* **Instructions to follow**
Scan the records and identify every line in which the string "this" occurs, then return those lines.

* **Supplied material**
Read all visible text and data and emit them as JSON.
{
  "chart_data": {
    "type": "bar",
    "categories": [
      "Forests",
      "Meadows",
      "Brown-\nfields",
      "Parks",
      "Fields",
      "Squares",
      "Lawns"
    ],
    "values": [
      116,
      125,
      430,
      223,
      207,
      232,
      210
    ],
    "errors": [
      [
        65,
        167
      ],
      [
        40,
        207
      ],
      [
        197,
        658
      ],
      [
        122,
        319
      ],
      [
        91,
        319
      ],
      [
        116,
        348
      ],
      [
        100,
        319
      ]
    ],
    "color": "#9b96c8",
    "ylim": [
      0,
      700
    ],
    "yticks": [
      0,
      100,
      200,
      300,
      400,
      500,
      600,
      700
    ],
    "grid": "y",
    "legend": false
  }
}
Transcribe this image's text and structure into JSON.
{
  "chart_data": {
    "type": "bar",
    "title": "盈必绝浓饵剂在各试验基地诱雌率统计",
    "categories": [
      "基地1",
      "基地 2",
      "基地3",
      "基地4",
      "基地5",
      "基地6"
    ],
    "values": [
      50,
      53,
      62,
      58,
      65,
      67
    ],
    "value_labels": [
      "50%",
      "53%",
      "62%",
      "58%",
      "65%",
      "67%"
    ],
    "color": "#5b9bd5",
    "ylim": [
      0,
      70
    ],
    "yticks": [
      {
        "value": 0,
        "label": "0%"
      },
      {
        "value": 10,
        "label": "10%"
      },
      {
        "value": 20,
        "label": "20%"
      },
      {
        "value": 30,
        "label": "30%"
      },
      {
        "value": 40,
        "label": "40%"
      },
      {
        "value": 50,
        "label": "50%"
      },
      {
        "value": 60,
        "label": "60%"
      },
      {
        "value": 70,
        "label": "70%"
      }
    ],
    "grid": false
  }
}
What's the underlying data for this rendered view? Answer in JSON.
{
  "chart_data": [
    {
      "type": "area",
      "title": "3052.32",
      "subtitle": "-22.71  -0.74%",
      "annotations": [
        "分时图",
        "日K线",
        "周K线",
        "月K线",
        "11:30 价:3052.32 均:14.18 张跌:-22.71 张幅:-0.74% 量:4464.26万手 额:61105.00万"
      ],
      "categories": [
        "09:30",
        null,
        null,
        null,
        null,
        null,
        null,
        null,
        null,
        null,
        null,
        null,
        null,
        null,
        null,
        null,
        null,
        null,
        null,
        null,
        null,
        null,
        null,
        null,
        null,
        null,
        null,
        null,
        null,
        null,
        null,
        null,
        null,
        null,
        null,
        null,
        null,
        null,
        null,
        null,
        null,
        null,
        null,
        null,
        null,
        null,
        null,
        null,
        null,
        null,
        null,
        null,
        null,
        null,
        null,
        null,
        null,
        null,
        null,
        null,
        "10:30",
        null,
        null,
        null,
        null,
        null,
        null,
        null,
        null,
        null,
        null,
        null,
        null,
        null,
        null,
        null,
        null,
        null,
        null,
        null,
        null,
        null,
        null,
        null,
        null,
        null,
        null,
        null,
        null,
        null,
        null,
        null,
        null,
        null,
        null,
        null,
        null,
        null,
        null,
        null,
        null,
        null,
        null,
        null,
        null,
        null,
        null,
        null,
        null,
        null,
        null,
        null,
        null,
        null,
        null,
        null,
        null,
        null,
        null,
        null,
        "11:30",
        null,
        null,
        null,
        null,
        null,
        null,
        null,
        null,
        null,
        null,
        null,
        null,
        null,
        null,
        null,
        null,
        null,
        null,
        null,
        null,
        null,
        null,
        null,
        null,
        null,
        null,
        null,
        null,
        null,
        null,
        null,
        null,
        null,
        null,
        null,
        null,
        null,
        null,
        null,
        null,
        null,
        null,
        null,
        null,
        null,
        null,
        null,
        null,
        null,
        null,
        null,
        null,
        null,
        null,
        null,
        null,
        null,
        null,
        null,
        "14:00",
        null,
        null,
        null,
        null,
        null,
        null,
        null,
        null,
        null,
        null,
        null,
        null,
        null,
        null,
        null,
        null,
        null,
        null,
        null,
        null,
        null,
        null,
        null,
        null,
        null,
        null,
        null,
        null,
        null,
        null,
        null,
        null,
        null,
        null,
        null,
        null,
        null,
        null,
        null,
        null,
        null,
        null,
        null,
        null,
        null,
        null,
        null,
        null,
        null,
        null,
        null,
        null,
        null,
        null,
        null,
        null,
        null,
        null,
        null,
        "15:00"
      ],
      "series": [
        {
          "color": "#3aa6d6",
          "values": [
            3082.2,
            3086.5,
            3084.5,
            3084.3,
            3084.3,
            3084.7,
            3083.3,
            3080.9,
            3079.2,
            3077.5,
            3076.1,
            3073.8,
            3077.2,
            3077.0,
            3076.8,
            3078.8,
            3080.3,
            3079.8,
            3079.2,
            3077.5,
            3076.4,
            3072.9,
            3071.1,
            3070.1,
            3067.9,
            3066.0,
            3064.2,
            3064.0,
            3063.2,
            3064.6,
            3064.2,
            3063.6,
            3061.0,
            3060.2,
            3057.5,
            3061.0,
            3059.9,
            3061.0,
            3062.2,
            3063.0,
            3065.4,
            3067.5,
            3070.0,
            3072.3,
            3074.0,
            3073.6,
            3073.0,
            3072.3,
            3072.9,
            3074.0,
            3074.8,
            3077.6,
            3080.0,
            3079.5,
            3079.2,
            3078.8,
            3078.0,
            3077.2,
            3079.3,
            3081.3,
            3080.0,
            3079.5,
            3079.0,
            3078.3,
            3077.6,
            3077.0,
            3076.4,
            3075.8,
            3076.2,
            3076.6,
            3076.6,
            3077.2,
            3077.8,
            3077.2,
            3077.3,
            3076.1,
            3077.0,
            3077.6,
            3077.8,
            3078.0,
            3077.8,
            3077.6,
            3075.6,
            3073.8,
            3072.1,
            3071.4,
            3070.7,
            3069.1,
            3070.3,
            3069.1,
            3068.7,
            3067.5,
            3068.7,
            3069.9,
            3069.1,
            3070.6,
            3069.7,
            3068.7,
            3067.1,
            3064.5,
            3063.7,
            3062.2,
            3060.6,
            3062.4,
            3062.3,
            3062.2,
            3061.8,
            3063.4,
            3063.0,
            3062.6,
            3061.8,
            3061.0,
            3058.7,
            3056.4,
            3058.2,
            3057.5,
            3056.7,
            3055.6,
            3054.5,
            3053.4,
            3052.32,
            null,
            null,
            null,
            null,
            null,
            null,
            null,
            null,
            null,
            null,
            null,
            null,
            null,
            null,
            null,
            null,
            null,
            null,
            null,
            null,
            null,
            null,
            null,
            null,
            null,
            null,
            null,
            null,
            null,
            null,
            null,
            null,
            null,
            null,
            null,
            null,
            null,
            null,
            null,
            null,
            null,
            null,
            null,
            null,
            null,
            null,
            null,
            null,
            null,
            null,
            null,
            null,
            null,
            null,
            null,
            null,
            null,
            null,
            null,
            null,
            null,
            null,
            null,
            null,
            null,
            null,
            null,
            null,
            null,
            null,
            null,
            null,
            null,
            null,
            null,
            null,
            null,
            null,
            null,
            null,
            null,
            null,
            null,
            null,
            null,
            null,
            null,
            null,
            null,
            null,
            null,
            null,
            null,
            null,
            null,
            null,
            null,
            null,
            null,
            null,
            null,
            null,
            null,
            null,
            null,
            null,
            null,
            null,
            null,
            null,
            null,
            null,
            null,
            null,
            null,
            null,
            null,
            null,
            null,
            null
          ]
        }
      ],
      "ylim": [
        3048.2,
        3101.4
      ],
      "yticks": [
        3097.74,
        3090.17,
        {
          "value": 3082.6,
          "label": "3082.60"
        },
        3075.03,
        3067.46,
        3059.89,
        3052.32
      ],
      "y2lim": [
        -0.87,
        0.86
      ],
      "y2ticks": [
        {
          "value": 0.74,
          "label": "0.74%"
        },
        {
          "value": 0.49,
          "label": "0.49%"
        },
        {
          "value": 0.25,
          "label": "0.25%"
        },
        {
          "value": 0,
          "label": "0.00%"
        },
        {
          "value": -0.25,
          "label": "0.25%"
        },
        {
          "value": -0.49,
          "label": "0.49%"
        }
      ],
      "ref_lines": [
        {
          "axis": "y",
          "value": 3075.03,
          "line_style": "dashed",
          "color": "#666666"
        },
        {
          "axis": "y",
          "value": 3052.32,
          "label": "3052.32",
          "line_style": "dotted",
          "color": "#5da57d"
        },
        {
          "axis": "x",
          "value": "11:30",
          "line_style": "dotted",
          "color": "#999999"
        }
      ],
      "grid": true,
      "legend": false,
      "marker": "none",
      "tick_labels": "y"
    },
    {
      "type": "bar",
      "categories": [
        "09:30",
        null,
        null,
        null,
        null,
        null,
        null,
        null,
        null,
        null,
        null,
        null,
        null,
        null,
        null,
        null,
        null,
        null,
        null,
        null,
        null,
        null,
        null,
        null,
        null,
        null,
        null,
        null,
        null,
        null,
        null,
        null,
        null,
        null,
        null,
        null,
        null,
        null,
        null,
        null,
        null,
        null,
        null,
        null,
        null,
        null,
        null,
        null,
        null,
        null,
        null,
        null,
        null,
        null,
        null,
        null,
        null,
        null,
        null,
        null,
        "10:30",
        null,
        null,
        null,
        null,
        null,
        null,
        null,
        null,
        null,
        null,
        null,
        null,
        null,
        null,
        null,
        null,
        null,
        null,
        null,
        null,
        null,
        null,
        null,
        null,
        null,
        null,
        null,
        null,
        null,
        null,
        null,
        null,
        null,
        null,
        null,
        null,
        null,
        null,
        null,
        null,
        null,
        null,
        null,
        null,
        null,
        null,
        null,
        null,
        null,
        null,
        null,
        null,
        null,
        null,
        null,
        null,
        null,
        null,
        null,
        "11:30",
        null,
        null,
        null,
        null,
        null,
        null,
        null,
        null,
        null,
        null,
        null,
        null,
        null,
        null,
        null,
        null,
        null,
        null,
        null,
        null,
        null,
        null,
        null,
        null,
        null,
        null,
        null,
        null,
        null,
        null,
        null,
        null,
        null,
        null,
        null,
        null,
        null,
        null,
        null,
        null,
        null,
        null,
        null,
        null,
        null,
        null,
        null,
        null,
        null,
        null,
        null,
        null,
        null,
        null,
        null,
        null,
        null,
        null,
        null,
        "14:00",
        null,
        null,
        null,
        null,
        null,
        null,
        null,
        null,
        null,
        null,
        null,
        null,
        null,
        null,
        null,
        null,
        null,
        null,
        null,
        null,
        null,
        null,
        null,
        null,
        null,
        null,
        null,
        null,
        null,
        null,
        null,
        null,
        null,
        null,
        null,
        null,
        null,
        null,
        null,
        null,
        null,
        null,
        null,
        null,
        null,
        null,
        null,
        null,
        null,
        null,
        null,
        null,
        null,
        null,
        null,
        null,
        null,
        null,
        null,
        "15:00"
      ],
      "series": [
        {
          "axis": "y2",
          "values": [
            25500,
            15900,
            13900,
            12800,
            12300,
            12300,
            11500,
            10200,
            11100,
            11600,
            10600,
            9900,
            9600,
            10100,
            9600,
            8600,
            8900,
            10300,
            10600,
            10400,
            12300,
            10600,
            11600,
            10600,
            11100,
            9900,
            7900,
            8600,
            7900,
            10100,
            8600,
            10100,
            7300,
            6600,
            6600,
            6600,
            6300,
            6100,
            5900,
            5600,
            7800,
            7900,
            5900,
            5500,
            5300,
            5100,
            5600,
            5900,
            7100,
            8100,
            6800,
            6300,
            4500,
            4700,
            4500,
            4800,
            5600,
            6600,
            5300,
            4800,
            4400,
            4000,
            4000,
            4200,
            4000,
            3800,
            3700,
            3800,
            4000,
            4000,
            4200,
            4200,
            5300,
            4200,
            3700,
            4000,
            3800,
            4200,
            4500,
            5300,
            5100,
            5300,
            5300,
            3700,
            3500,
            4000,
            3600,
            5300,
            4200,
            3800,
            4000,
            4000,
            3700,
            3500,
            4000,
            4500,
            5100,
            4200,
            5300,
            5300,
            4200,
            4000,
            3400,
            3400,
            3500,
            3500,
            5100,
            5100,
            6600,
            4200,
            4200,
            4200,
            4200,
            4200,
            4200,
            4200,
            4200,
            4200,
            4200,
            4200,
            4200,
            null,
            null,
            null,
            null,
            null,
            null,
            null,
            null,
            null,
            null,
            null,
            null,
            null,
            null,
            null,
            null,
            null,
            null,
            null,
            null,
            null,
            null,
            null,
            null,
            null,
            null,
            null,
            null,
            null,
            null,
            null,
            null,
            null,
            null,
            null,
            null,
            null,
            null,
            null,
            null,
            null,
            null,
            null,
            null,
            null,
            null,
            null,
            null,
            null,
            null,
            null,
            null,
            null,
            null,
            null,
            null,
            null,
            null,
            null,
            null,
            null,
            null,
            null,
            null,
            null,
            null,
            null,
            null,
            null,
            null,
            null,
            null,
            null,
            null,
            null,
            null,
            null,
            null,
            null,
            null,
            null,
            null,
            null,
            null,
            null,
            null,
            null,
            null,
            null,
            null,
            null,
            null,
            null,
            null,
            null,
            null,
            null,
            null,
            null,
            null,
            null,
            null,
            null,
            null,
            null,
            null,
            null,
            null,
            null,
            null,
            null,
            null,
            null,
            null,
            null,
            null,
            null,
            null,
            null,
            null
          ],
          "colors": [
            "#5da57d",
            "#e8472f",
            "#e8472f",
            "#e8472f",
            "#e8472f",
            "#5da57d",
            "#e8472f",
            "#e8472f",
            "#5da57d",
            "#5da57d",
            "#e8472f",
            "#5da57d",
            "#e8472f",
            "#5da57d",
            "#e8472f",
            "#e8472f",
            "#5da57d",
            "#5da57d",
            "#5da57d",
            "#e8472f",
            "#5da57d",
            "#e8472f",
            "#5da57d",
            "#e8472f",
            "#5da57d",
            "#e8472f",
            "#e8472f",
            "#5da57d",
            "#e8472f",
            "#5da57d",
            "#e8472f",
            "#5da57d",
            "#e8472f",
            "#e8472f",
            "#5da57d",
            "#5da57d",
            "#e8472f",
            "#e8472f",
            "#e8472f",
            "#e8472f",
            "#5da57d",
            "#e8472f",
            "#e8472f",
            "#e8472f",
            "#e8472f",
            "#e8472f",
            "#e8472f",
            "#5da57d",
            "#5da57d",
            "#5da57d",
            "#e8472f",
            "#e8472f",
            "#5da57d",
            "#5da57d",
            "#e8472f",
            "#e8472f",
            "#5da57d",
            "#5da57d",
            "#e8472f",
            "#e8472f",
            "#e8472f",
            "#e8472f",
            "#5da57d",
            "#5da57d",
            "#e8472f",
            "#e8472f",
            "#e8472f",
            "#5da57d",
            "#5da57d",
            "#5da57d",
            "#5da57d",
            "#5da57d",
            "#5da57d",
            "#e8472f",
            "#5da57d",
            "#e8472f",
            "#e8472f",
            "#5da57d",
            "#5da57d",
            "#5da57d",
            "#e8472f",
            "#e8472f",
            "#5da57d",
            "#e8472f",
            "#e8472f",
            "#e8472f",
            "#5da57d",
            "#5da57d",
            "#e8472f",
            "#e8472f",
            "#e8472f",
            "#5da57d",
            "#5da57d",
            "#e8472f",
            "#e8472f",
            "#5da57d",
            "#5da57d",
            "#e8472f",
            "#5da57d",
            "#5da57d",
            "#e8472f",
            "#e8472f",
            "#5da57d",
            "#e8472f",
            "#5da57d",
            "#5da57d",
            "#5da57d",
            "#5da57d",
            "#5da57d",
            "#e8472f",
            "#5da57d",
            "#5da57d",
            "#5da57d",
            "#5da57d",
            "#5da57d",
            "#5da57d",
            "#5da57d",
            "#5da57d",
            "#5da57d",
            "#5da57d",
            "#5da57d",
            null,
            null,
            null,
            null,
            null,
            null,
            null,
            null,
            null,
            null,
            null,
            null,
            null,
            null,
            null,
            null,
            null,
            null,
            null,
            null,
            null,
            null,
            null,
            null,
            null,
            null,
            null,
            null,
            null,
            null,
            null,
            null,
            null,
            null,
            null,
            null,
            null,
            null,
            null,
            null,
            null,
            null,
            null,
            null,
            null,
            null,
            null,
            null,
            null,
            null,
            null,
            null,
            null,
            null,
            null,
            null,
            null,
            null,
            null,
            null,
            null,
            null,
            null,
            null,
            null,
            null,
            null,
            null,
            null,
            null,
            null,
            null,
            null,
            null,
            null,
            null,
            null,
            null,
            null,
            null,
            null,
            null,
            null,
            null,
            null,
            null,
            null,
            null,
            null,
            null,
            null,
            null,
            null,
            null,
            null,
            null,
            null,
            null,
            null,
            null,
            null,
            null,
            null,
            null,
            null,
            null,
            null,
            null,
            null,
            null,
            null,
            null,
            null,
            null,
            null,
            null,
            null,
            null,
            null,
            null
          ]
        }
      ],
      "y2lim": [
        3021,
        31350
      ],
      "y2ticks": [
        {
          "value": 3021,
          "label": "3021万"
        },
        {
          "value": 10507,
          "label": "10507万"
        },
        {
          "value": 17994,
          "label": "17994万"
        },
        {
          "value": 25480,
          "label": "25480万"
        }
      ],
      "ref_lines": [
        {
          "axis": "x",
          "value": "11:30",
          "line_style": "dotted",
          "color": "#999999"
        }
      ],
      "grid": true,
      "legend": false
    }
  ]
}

* **Written answer**
Transcribe this image's text and structure into JSON.
What's the underlying data for this rendered view? Answer in JSON.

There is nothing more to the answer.